Data section =
++++++++

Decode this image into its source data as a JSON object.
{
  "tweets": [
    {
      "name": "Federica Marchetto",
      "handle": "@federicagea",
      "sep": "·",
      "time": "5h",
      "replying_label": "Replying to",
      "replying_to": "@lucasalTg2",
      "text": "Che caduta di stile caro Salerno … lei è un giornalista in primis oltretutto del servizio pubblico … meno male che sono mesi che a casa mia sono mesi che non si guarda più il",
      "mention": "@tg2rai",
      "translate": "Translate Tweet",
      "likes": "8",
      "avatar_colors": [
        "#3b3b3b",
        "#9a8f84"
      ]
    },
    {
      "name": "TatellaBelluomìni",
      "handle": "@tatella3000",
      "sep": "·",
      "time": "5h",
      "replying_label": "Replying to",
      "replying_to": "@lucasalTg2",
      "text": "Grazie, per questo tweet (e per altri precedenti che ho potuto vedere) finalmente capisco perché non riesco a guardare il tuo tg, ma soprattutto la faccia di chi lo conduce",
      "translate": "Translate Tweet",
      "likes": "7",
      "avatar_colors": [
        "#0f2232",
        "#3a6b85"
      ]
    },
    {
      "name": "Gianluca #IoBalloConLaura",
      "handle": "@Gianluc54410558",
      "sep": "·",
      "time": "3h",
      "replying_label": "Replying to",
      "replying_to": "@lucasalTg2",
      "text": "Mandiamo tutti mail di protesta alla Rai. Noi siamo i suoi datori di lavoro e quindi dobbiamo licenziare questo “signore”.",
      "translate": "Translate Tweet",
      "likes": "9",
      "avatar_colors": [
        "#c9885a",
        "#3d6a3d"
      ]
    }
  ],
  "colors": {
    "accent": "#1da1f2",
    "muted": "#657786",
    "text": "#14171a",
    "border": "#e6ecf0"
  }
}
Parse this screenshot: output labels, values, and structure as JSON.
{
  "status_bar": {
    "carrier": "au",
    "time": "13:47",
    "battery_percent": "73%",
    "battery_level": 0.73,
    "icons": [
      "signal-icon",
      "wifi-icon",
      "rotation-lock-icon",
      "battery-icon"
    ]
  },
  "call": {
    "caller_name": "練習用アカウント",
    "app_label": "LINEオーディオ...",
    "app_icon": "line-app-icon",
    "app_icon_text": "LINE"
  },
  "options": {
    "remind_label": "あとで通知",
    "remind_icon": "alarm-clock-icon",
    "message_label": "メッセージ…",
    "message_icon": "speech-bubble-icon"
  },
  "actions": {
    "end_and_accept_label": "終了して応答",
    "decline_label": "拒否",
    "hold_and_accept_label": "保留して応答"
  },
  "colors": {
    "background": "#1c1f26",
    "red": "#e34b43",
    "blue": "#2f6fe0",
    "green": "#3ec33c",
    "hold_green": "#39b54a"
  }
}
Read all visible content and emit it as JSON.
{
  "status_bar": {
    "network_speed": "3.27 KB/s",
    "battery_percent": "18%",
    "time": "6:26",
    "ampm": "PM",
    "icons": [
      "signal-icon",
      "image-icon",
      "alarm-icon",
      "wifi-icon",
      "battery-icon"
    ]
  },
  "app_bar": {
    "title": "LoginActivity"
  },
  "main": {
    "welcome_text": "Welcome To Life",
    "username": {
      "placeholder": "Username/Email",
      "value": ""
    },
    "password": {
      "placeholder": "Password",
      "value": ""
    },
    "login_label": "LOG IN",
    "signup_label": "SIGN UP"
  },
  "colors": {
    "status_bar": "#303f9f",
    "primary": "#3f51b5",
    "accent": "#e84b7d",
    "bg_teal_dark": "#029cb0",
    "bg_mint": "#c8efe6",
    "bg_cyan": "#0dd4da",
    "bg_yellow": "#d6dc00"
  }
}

++++++++

What this task involves = Go through the data and count each line that has the word "questo", then give the total alone.

Result below = 2